- Source excerpt
# # # #

For Younger Readers: George Meany’s power may have been waning in 1972 as Mayor Daley’s was, but both had plenty of punch left in them. Let’s take a look.
George Meany \ ˈjȯrj\ \ ˈmē-nē\: 20th century big shot labor leader, started out as a plumber from the Bronx. Time Magazine’s 1980 obituary noted that news stories so often referred to him as “Crusty George Meany” that he once said, “Don't they know my first name isn't Crusty?”
President of American Federation of Labor (AFL), 1952-55. Engineered AFL’s merger with the Congress of Industrial Organizations (CIO), then served as AFL-CIO’s first president 1955-79, representing up to 111 unions and 17 million workers at a time. Here’s Meany’s speech to the first AFL-CIO convention in 1955. And here he is in 1952 talking about the AFL backing a presidential candidate for the first time—Illinois Gov. Adlai Stevenson.
Anti-Communist stance on the level of General Jack D. Ripper.
Not only did Meany not oppose the 1947 Taft-Hartley Act’s requirement for labor leaders to sign loyalty oaths against Communism, he said he’d “go further and sign an affidavit that I was never a comrade to the comrades”.
Meany’s Associated Press obituary called Title VII of the 1965 Civil Rights Act, which bars employment discrimination, “perhaps his greatest legislative accomplishment”. However, Meany is particularly known in 1972 for supporting the Vietnam War, from LBJ through President Nixon, plus despising the ‘60s/’70s New Left. Here’s a great quote that I can’t verify from Wikipedia re the 1968 Chicago Democratic Convention, but too good to pass up: “Meany sided with the police by calling the protesters a ‘dirtynecked and dirty-mouthed group of kooks’”.
No surprise, Meany is a leading opponent of nominating Sen. George McGovern as the 1972 Democratic presidential candidate.
Still, Meany is more complicated than all that sounds. The AP noted that Meany was “the first national figure to call for Nixon’s impeachment” in 1974, admitting “he was wrong to support the Viet Nam War.”
Meany also worked against union corruption and organized crime influence. Per Time, “If he lacked the missionary fervor of a Eugene Debs (“Ideology is baloney,” Meany scoffed) or the organizing zeal of a Samuel Gompers, he clung with consistency to his conviction that no nation could be free if its trade unions are shackled. Meany fought hard for the basics: higher wages, shorter hours, safer working conditions, and limits on corporate profits in any wage-price control plan.” Meany expelled corrupt unions from the AFL-CIO, including the Teamsters. So he was not buddies with Jimmy Hoffa.

# # # #

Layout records

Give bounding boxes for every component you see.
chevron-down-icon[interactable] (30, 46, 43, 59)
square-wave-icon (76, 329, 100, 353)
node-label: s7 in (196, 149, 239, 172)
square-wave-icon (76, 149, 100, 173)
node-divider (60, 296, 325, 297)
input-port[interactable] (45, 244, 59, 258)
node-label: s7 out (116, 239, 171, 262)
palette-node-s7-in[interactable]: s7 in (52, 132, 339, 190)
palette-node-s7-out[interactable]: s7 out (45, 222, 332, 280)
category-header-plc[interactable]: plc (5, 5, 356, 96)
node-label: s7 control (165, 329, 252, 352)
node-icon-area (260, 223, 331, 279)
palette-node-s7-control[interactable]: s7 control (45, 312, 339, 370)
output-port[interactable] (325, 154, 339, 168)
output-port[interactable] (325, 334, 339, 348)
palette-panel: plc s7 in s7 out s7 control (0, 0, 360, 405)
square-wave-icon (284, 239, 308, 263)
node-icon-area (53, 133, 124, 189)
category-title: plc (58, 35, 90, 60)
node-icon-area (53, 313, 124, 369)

# # # #

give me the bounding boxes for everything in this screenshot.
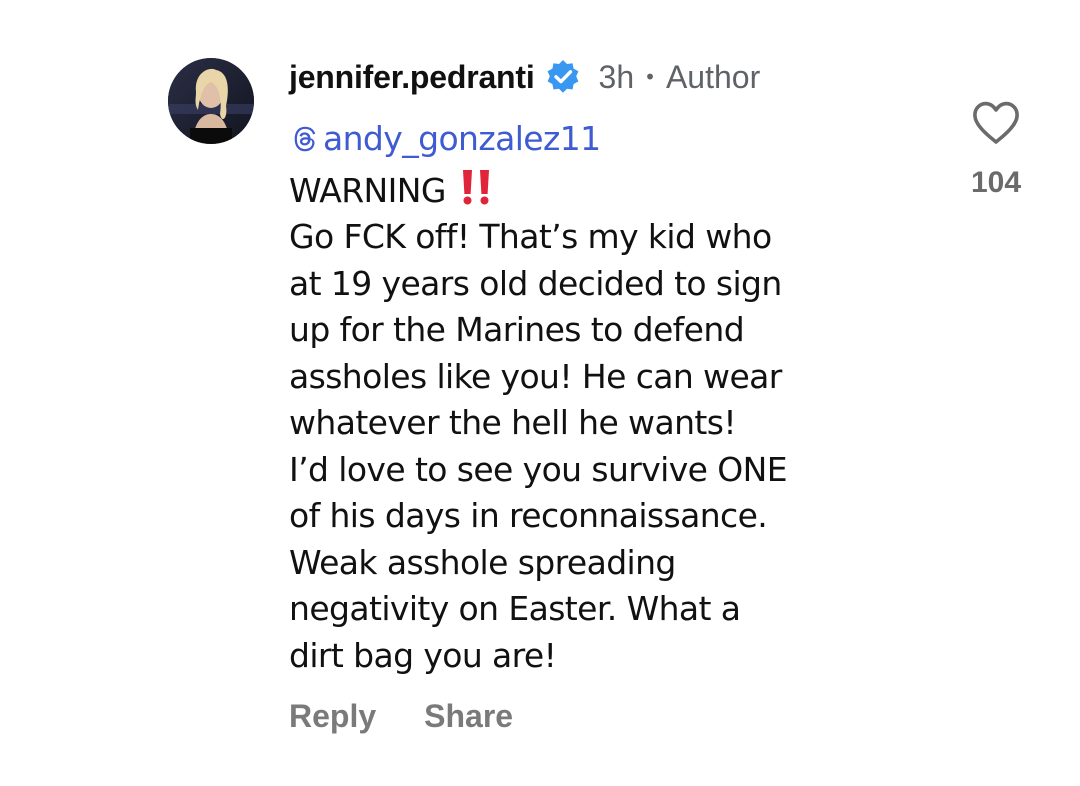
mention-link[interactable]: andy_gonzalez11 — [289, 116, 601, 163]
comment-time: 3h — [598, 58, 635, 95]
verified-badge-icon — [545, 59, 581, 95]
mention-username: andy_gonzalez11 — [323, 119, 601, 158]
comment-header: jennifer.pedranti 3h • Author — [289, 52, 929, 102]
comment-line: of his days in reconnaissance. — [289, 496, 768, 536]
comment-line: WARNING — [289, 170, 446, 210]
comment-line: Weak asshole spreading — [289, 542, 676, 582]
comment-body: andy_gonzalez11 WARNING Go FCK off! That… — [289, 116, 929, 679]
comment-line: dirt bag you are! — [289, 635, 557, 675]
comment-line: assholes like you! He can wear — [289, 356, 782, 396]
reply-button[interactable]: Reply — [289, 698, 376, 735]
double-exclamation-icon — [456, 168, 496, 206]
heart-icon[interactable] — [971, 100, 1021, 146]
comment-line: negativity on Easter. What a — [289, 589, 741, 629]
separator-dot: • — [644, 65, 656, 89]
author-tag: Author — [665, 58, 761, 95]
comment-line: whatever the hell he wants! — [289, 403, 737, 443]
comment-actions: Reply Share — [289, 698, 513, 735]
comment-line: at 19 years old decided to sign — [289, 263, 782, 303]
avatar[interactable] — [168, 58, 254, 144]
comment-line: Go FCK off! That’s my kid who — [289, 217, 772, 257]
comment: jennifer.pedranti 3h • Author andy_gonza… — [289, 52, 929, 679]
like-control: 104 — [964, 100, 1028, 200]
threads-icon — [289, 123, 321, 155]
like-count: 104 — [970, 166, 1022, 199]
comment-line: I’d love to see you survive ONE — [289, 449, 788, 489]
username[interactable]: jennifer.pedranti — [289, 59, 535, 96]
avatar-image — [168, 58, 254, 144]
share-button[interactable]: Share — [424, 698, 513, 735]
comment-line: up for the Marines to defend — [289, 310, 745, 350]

# # # #

- Task list
[a] Answer these questions using the George Meany profile.
(i) What trade did Meany start out in?
(ii) In what year was Meany the first national figure to call for Nixon's impeachment?
(iii) Which union is named as one that Meany expelled from the AFL-CIO?
[b] Continue the profile of George Meany from its last sentence, keeping the same voice.

- Responses for each task
[a]
(i) He started out as a plumber from the Bronx.
(ii) 1974.
(iii) The Teamsters.

[b]
“One of the beauties of a free society is that you can disagree with a man on just about every conceivable issue and still recognize the essential role that he has played in the country,” the Chicago Tribune editorial board wrote after Meany’s death. “George Meany was such a man.”
However, the Tribune went on to claim that Meany’s answer for all problems was “more spending and higher pay,” so that Meany and the labor movement had transformed labor from “being the oppressed” to “in many ways…the oppressor.”
But the Trib editorial board concluded:
“Meanwhile we’ll miss Mr. Meany’s cigar and his scowl and his dry wit….But we’ll miss him also as a man who was never devious, who was highly patriotic, and who devoted his life to the conviction that the workingman can prosper best in a country that is free.”
It’s interesting that the Tribune, generally an opponent of George Meany, specifically described him as “not devious,”— because “devious” is exactly what Mike believed him to be at the 1972 Democratic convention.
Mike had chatted with Meany for a half hour. “All the while, his five gin rummy-playing cronies” were sitting nearby and chuckling “at his jibes” and “puffing on cigars”.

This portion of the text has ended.